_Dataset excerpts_
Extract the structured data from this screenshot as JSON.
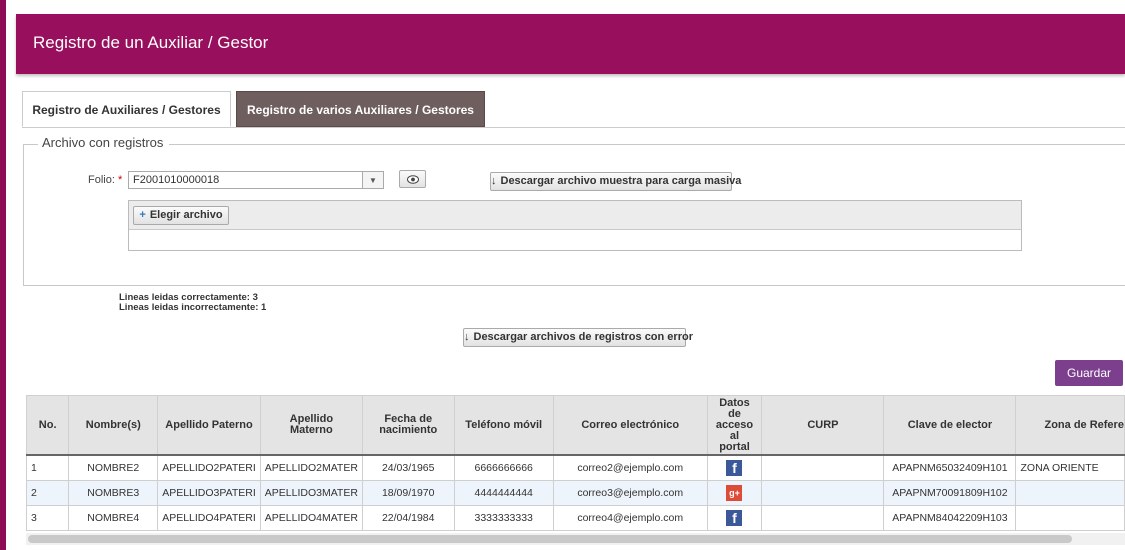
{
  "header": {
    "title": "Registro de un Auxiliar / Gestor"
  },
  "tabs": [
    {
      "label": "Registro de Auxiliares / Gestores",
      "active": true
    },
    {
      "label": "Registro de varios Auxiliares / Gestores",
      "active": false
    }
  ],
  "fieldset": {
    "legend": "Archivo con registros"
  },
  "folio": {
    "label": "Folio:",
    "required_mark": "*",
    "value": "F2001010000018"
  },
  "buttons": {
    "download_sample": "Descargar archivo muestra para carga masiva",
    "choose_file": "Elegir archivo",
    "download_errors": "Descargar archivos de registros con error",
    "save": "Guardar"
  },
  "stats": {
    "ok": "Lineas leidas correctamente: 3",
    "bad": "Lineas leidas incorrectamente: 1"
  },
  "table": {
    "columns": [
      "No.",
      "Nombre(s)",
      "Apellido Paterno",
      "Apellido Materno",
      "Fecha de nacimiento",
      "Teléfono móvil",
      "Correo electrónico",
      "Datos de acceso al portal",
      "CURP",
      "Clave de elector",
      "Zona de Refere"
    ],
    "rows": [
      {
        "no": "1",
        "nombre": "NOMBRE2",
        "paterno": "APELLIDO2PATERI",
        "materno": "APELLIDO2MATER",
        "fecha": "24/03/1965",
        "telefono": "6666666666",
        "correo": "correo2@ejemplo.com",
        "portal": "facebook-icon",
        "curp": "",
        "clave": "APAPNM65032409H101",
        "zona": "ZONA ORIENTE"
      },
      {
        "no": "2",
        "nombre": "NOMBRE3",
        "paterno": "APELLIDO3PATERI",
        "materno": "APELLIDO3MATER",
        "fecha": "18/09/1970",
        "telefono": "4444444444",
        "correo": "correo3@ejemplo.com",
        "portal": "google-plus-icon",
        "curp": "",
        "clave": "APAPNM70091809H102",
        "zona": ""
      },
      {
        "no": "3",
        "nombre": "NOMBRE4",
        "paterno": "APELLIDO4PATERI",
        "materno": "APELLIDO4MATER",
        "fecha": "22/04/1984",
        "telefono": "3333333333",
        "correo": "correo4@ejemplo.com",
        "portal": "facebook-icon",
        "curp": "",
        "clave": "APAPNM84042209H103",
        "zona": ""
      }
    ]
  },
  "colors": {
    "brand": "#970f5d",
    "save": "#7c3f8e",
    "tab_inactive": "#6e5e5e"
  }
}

_TASK TO COMPLETE_
Make an exact copy of the whole listing, but don't bring over any pictures.

_RESULT OF THIS TASK_
Extract the structured data from this screenshot as JSON.
{
  "header": {
    "title": "Registro de un Auxiliar / Gestor"
  },
  "tabs": [
    {
      "label": "Registro de Auxiliares / Gestores",
      "active": true
    },
    {
      "label": "Registro de varios Auxiliares / Gestores",
      "active": false
    }
  ],
  "fieldset": {
    "legend": "Archivo con registros"
  },
  "folio": {
    "label": "Folio:",
    "required_mark": "*",
    "value": "F2001010000018"
  },
  "buttons": {
    "download_sample": "Descargar archivo muestra para carga masiva",
    "choose_file": "Elegir archivo",
    "download_errors": "Descargar archivos de registros con error",
    "save": "Guardar"
  },
  "stats": {
    "ok": "Lineas leidas correctamente: 3",
    "bad": "Lineas leidas incorrectamente: 1"
  },
  "table": {
    "columns": [
      "No.",
      "Nombre(s)",
      "Apellido Paterno",
      "Apellido Materno",
      "Fecha de nacimiento",
      "Teléfono móvil",
      "Correo electrónico",
      "Datos de acceso al portal",
      "CURP",
      "Clave de elector",
      "Zona de Refere"
    ],
    "rows": [
      {
        "no": "1",
        "nombre": "NOMBRE2",
        "paterno": "APELLIDO2PATERI",
        "materno": "APELLIDO2MATER",
        "fecha": "24/03/1965",
        "telefono": "6666666666",
        "correo": "correo2@ejemplo.com",
        "portal": "facebook-icon",
        "curp": "",
        "clave": "APAPNM65032409H101",
        "zona": "ZONA ORIENTE"
      },
      {
        "no": "2",
        "nombre": "NOMBRE3",
        "paterno": "APELLIDO3PATERI",
        "materno": "APELLIDO3MATER",
        "fecha": "18/09/1970",
        "telefono": "4444444444",
        "correo": "correo3@ejemplo.com",
        "portal": "google-plus-icon",
        "curp": "",
        "clave": "APAPNM70091809H102",
        "zona": ""
      },
      {
        "no": "3",
        "nombre": "NOMBRE4",
        "paterno": "APELLIDO4PATERI",
        "materno": "APELLIDO4MATER",
        "fecha": "22/04/1984",
        "telefono": "3333333333",
        "correo": "correo4@ejemplo.com",
        "portal": "facebook-icon",
        "curp": "",
        "clave": "APAPNM84042209H103",
        "zona": ""
      }
    ]
  },
  "colors": {
    "brand": "#970f5d",
    "save": "#7c3f8e",
    "tab_inactive": "#6e5e5e"
  }
}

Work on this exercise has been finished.